## QUOTED TEXT
- - - -

More recently, Sony has been releasing expanded reissues of several classic BÖC albums, the latest being 1977’s Spectres and 1978’s Some Enchanted Evening. As two of the band’s best-selling albums, Sony has filled these babies up with plenty of bonus tracks and in, the case of Some Enchanted Evening, a concert DVD. As with many projects of this magnitude, key players were invited to oversee the results. For BÖC, that meant founding and present members Buck Dharma, Allen Lanier, and the singer in the dark glasses, Eric Bloom.
When I was granted the opportunity to speak with Bloom about the reissues, as well as his career in general, I immediately flashed back to the mid 70s. These were the days when I started going to lots of concerts, some of which featured BÖC at the infamous Long Beach Arena. I mentioned this to Bloom, and he recalled these particular performances with a genuine fondness, stating that they were the first shows the band had ever headlined. The tone was set for a generally warm and organic exchange. At times, both Bloom and I would veer off course, exploring other facets of his experiences. But somehow, we managed to get back on track, with everything floating to the top in perfect unison. I came away with a better understanding and newfound respect for Bloom and the band he’s sang and played guitar with for 35 years: the one and only Blue Öyster Cult.
~
Let’s talk about the Spectres and Some Enchanted Evening reissues. How involved were you with these releases?
In a medium kind of way. They intended to do it because they had done it before in past years. They discovered the original reel-to-reel two-inch tapes which they had in storage. I’d like to go to that place someday, it’s probably pretty amazing.
You mean the storage facility?

- - - -

## TO BE DONE
In the Blue Öyster Cult interview, condense the paragraph beginning "More recently, Sony has been releasing" into a short bulleted list that keeps its main facts.

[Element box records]
- - - -

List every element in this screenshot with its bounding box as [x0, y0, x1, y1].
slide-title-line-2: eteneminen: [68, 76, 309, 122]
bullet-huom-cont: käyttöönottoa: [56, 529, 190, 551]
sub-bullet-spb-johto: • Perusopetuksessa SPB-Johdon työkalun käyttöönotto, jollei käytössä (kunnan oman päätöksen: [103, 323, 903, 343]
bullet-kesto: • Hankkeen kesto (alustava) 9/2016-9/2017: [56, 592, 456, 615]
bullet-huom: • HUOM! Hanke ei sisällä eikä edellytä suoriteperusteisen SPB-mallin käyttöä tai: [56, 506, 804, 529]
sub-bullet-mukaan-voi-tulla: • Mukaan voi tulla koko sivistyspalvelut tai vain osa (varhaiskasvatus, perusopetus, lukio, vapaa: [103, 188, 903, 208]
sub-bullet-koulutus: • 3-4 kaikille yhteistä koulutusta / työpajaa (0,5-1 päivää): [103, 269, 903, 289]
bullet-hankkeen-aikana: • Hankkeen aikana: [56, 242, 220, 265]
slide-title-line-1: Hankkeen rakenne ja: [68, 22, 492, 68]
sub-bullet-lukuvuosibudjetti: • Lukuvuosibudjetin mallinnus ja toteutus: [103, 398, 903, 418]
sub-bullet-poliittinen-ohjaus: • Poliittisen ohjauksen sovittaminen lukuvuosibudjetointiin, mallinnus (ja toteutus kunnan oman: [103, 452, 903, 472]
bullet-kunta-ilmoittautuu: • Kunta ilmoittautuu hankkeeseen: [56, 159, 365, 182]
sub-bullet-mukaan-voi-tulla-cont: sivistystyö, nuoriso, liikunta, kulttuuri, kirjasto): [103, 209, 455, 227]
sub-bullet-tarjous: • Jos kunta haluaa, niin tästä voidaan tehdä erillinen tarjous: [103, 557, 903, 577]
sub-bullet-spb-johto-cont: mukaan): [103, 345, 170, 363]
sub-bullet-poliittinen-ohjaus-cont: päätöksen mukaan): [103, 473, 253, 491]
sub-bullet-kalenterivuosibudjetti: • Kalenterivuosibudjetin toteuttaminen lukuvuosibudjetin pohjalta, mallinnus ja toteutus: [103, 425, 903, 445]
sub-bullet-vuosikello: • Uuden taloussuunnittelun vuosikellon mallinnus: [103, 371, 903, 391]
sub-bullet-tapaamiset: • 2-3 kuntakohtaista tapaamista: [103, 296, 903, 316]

- - - -

## FINISHED ANSWER
- Sony has been issuing expanded reissues of several classic BÖC albums.
- The latest are 1977's Spectres and 1978's Some Enchanted Evening, two of the band's best-selling albums.
- Both carry plenty of bonus tracks, and Some Enchanted Evening also includes a concert DVD.
- Founding and present members Buck Dharma, Allen Lanier, and Eric Bloom were invited to oversee the results.